*Request*: Could you copy out every line of the items below word for word, omitting the pictures?

*Data provided*:
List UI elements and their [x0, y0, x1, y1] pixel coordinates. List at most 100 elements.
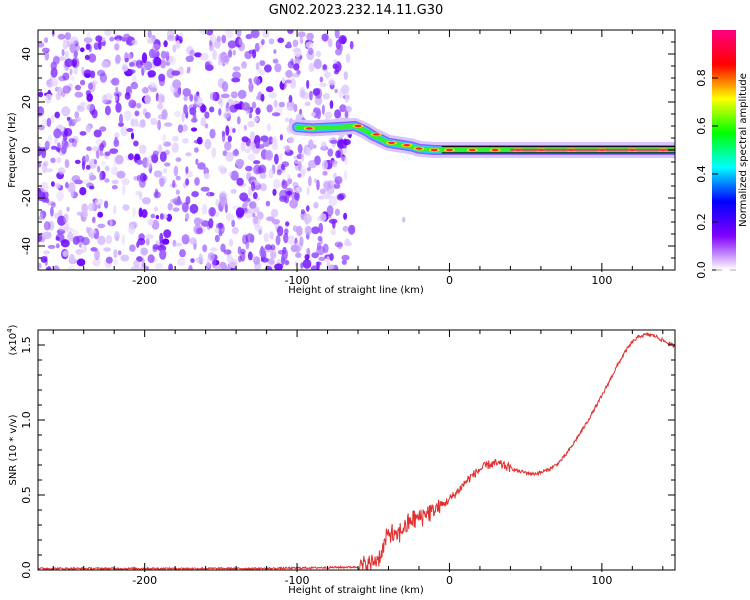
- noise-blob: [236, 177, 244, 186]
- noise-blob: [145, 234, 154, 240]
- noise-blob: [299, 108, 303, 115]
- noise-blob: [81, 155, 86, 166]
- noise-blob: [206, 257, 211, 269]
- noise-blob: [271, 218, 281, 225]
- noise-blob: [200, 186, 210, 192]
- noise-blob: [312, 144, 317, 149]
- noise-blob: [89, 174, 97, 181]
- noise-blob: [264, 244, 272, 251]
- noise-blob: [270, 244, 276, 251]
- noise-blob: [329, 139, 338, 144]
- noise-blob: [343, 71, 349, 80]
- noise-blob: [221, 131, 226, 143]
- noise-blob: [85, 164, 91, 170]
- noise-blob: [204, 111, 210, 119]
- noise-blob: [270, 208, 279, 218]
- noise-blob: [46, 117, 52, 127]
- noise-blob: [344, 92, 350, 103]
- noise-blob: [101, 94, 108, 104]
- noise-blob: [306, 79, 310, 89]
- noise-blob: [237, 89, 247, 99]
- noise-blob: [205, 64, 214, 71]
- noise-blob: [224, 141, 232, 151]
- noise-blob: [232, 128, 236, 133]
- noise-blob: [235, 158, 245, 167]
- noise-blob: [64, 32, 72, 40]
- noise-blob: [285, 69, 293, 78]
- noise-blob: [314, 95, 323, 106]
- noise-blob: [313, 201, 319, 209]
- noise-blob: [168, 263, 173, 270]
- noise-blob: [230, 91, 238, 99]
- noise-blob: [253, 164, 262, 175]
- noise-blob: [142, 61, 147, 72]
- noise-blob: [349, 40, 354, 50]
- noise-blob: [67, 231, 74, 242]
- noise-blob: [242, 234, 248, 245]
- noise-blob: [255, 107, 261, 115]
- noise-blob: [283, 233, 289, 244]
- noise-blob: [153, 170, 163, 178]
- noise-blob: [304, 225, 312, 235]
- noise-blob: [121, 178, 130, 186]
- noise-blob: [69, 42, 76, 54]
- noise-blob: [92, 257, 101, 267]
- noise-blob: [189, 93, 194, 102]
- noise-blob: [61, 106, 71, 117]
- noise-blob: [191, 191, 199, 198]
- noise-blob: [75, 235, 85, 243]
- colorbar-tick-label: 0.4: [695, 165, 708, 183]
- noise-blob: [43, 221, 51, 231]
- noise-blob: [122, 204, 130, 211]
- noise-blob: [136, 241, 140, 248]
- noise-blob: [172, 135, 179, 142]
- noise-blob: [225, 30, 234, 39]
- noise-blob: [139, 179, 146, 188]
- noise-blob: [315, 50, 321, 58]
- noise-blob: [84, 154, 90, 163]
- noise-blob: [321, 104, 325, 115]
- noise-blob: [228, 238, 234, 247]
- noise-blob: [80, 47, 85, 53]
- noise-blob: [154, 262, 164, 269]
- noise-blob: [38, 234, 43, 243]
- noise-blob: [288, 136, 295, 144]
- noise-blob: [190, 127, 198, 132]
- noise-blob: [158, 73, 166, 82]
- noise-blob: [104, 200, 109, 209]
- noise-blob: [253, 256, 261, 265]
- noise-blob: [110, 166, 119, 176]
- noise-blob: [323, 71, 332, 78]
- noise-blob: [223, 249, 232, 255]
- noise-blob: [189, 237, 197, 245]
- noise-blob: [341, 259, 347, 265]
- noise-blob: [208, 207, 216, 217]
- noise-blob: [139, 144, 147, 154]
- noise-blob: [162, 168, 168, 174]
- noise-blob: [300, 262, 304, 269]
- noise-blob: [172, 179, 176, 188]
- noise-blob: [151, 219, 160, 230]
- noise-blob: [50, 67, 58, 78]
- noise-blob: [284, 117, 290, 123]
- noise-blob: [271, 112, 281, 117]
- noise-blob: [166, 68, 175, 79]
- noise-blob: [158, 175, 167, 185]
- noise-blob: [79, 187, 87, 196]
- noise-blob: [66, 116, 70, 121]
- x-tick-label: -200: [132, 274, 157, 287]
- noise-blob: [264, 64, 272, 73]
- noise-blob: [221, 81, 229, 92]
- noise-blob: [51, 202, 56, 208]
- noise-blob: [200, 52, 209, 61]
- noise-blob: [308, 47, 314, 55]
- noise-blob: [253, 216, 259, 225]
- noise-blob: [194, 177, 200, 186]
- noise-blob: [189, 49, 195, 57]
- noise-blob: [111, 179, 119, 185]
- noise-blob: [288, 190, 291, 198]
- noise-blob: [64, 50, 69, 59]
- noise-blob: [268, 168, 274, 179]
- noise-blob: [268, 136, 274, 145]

*Result below*:
List UI elements and their [x0, y0, x1, y1] pixel coordinates. List at most 100 elements.
- noise-blob: [236, 177, 244, 186]
- noise-blob: [145, 234, 154, 240]
- noise-blob: [299, 108, 303, 115]
- noise-blob: [81, 155, 86, 166]
- noise-blob: [206, 257, 211, 269]
- noise-blob: [271, 218, 281, 225]
- noise-blob: [200, 186, 210, 192]
- noise-blob: [312, 144, 317, 149]
- noise-blob: [89, 174, 97, 181]
- noise-blob: [264, 244, 272, 251]
- noise-blob: [270, 244, 276, 251]
- noise-blob: [329, 139, 338, 144]
- noise-blob: [343, 71, 349, 80]
- noise-blob: [221, 131, 226, 143]
- noise-blob: [85, 164, 91, 170]
- noise-blob: [204, 111, 210, 119]
- noise-blob: [270, 208, 279, 218]
- noise-blob: [46, 117, 52, 127]
- noise-blob: [344, 92, 350, 103]
- noise-blob: [101, 94, 108, 104]
- noise-blob: [306, 79, 310, 89]
- noise-blob: [237, 89, 247, 99]
- noise-blob: [205, 64, 214, 71]
- noise-blob: [224, 141, 232, 151]
- noise-blob: [232, 128, 236, 133]
- noise-blob: [235, 158, 245, 167]
- noise-blob: [64, 32, 72, 40]
- noise-blob: [285, 69, 293, 78]
- noise-blob: [314, 95, 323, 106]
- noise-blob: [313, 201, 319, 209]
- noise-blob: [168, 263, 173, 270]
- noise-blob: [230, 91, 238, 99]
- noise-blob: [253, 164, 262, 175]
- noise-blob: [142, 61, 147, 72]
- noise-blob: [349, 40, 354, 50]
- noise-blob: [67, 231, 74, 242]
- noise-blob: [242, 234, 248, 245]
- noise-blob: [255, 107, 261, 115]
- noise-blob: [283, 233, 289, 244]
- noise-blob: [153, 170, 163, 178]
- noise-blob: [304, 225, 312, 235]
- noise-blob: [121, 178, 130, 186]
- noise-blob: [69, 42, 76, 54]
- noise-blob: [92, 257, 101, 267]
- noise-blob: [189, 93, 194, 102]
- noise-blob: [61, 106, 71, 117]
- noise-blob: [191, 191, 199, 198]
- noise-blob: [75, 235, 85, 243]
- colorbar-tick-label: 0.4: [695, 165, 708, 183]
- noise-blob: [43, 221, 51, 231]
- noise-blob: [122, 204, 130, 211]
- noise-blob: [136, 241, 140, 248]
- noise-blob: [172, 135, 179, 142]
- noise-blob: [225, 30, 234, 39]
- noise-blob: [139, 179, 146, 188]
- noise-blob: [315, 50, 321, 58]
- noise-blob: [84, 154, 90, 163]
- noise-blob: [321, 104, 325, 115]
- noise-blob: [228, 238, 234, 247]
- noise-blob: [80, 47, 85, 53]
- noise-blob: [154, 262, 164, 269]
- noise-blob: [38, 234, 43, 243]
- noise-blob: [288, 136, 295, 144]
- noise-blob: [190, 127, 198, 132]
- noise-blob: [158, 73, 166, 82]
- noise-blob: [104, 200, 109, 209]
- noise-blob: [253, 256, 261, 265]
- noise-blob: [110, 166, 119, 176]
- noise-blob: [323, 71, 332, 78]
- noise-blob: [223, 249, 232, 255]
- noise-blob: [189, 237, 197, 245]
- noise-blob: [341, 259, 347, 265]
- noise-blob: [208, 207, 216, 217]
- noise-blob: [139, 144, 147, 154]
- noise-blob: [162, 168, 168, 174]
- noise-blob: [300, 262, 304, 269]
- noise-blob: [172, 179, 176, 188]
- noise-blob: [151, 219, 160, 230]
- noise-blob: [50, 67, 58, 78]
- noise-blob: [284, 117, 290, 123]
- noise-blob: [271, 112, 281, 117]
- noise-blob: [166, 68, 175, 79]
- noise-blob: [158, 175, 167, 185]
- noise-blob: [79, 187, 87, 196]
- noise-blob: [66, 116, 70, 121]
- x-tick-label: -200: [132, 274, 157, 287]
- noise-blob: [264, 64, 272, 73]
- noise-blob: [221, 81, 229, 92]
- noise-blob: [51, 202, 56, 208]
- noise-blob: [200, 52, 209, 61]
- noise-blob: [308, 47, 314, 55]
- noise-blob: [253, 216, 259, 225]
- noise-blob: [194, 177, 200, 186]
- noise-blob: [189, 49, 195, 57]
- noise-blob: [111, 179, 119, 185]
- noise-blob: [288, 190, 291, 198]
- noise-blob: [64, 50, 69, 59]
- noise-blob: [268, 168, 274, 179]
- noise-blob: [268, 136, 274, 145]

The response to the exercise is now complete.